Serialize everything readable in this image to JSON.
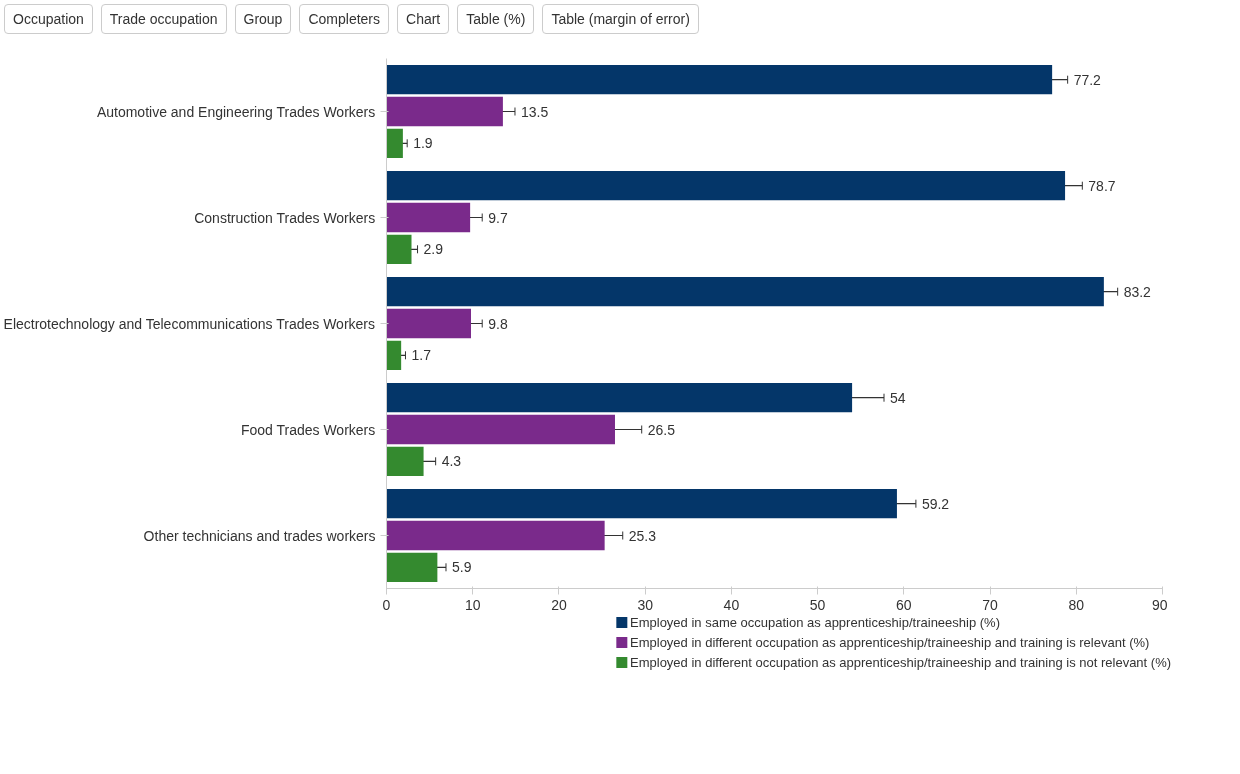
{
  "chart_data": {
    "type": "bar",
    "orientation": "horizontal",
    "annotations": [
      "Occupation",
      "Trade occupation",
      "Group",
      "Completers",
      "Chart",
      "Table (%)",
      "Table (margin of error)"
    ],
    "categories": [
      "Automotive and Engineering Trades Workers",
      "Construction Trades Workers",
      "Electrotechnology and Telecommunications Trades Workers",
      "Food Trades Workers",
      "Other technicians and trades workers"
    ],
    "series": [
      {
        "name": "Employed in same occupation as apprenticeship/traineeship (%)",
        "color": "#043669",
        "values": [
          77.2,
          78.7,
          83.2,
          54,
          59.2
        ],
        "errors": [
          1.8,
          2.0,
          1.6,
          3.7,
          2.2
        ]
      },
      {
        "name": "Employed in different occupation as apprenticeship/traineeship and training is relevant (%)",
        "color": "#7a2a8b",
        "values": [
          13.5,
          9.7,
          9.8,
          26.5,
          25.3
        ],
        "errors": [
          1.4,
          1.4,
          1.3,
          3.1,
          2.1
        ]
      },
      {
        "name": "Employed in different occupation as apprenticeship/traineeship and training is not relevant (%)",
        "color": "#348a2f",
        "values": [
          1.9,
          2.9,
          1.7,
          4.3,
          5.9
        ],
        "errors": [
          0.5,
          0.7,
          0.5,
          1.4,
          1.0
        ]
      }
    ],
    "xlim": [
      0,
      90
    ],
    "xticks": [
      0,
      10,
      20,
      30,
      40,
      50,
      60,
      70,
      80,
      90
    ],
    "data_labels": true,
    "grid": false,
    "legend": "bottom"
  }
}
═══
WORK TO BE COMPLETED =
How many lines in the entries contain the string "different"? Answer with the number only.

FULL ANSWER =
2